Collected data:
(begin)

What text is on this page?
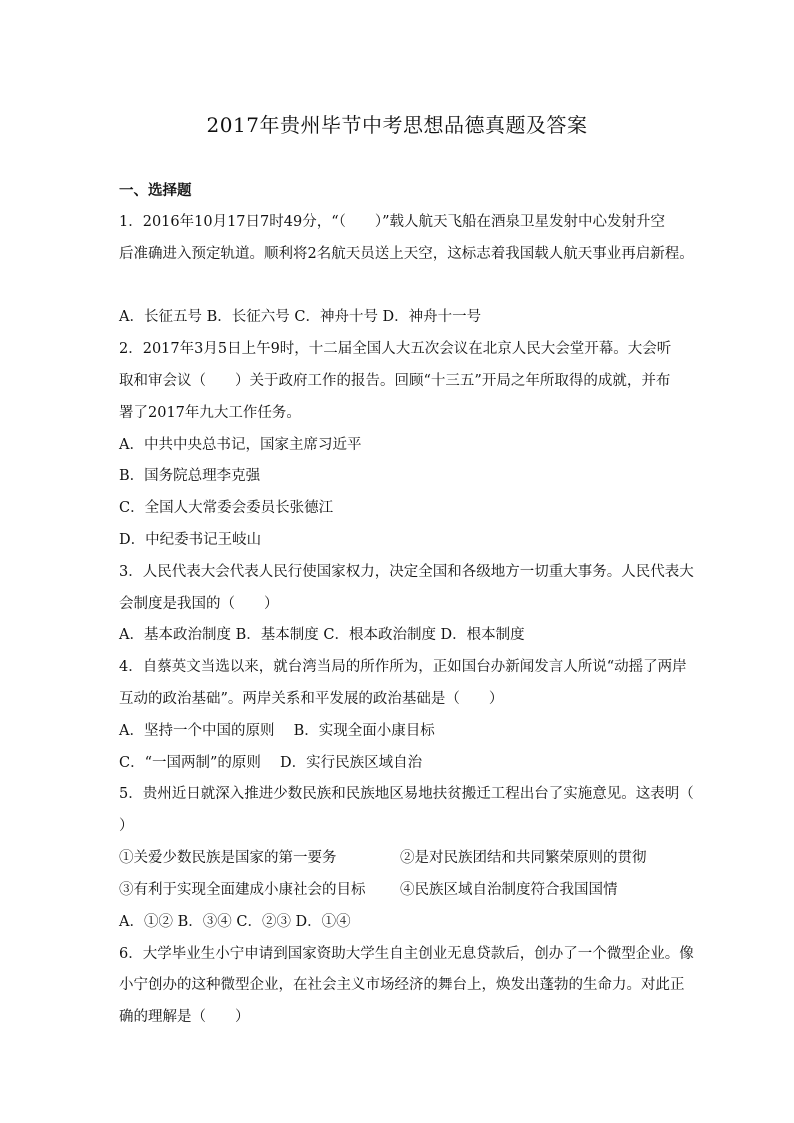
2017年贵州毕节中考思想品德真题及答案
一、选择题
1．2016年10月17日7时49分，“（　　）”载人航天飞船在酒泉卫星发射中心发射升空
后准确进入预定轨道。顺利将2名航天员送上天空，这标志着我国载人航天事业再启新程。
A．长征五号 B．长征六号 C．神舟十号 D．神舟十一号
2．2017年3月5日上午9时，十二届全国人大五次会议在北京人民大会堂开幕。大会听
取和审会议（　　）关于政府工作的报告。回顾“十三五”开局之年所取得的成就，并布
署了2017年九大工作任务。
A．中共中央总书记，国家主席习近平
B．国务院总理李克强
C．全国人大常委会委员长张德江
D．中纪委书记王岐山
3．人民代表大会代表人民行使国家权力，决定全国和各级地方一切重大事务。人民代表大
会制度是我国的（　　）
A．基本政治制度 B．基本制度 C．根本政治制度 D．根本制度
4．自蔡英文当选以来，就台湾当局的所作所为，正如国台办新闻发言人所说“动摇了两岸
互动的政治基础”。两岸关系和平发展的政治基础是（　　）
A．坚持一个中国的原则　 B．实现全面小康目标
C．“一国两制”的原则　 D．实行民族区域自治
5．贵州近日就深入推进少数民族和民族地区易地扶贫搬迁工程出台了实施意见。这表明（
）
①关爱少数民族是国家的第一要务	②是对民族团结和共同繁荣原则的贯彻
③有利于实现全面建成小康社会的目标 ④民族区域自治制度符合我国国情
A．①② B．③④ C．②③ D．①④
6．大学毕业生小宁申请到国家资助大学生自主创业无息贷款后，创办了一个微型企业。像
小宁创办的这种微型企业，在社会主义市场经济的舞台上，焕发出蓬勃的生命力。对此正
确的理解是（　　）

(end)

Goal of the exercise:
Copy each line above precisely, dropping the pictures.

Output of the task:
What text is on this page?
2017年贵州毕节中考思想品德真题及答案
一、选择题
1．2016年10月17日7时49分，“（　　）”载人航天飞船在酒泉卫星发射中心发射升空
后准确进入预定轨道。顺利将2名航天员送上天空，这标志着我国载人航天事业再启新程。
A．长征五号 B．长征六号 C．神舟十号 D．神舟十一号
2．2017年3月5日上午9时，十二届全国人大五次会议在北京人民大会堂开幕。大会听
取和审会议（　　）关于政府工作的报告。回顾“十三五”开局之年所取得的成就，并布
署了2017年九大工作任务。
A．中共中央总书记，国家主席习近平
B．国务院总理李克强
C．全国人大常委会委员长张德江
D．中纪委书记王岐山
3．人民代表大会代表人民行使国家权力，决定全国和各级地方一切重大事务。人民代表大
会制度是我国的（　　）
A．基本政治制度 B．基本制度 C．根本政治制度 D．根本制度
4．自蔡英文当选以来，就台湾当局的所作所为，正如国台办新闻发言人所说“动摇了两岸
互动的政治基础”。两岸关系和平发展的政治基础是（　　）
A．坚持一个中国的原则　 B．实现全面小康目标
C．“一国两制”的原则　 D．实行民族区域自治
5．贵州近日就深入推进少数民族和民族地区易地扶贫搬迁工程出台了实施意见。这表明（
）
①关爱少数民族是国家的第一要务	②是对民族团结和共同繁荣原则的贯彻
③有利于实现全面建成小康社会的目标 ④民族区域自治制度符合我国国情
A．①② B．③④ C．②③ D．①④
6．大学毕业生小宁申请到国家资助大学生自主创业无息贷款后，创办了一个微型企业。像
小宁创办的这种微型企业，在社会主义市场经济的舞台上，焕发出蓬勃的生命力。对此正
确的理解是（　　）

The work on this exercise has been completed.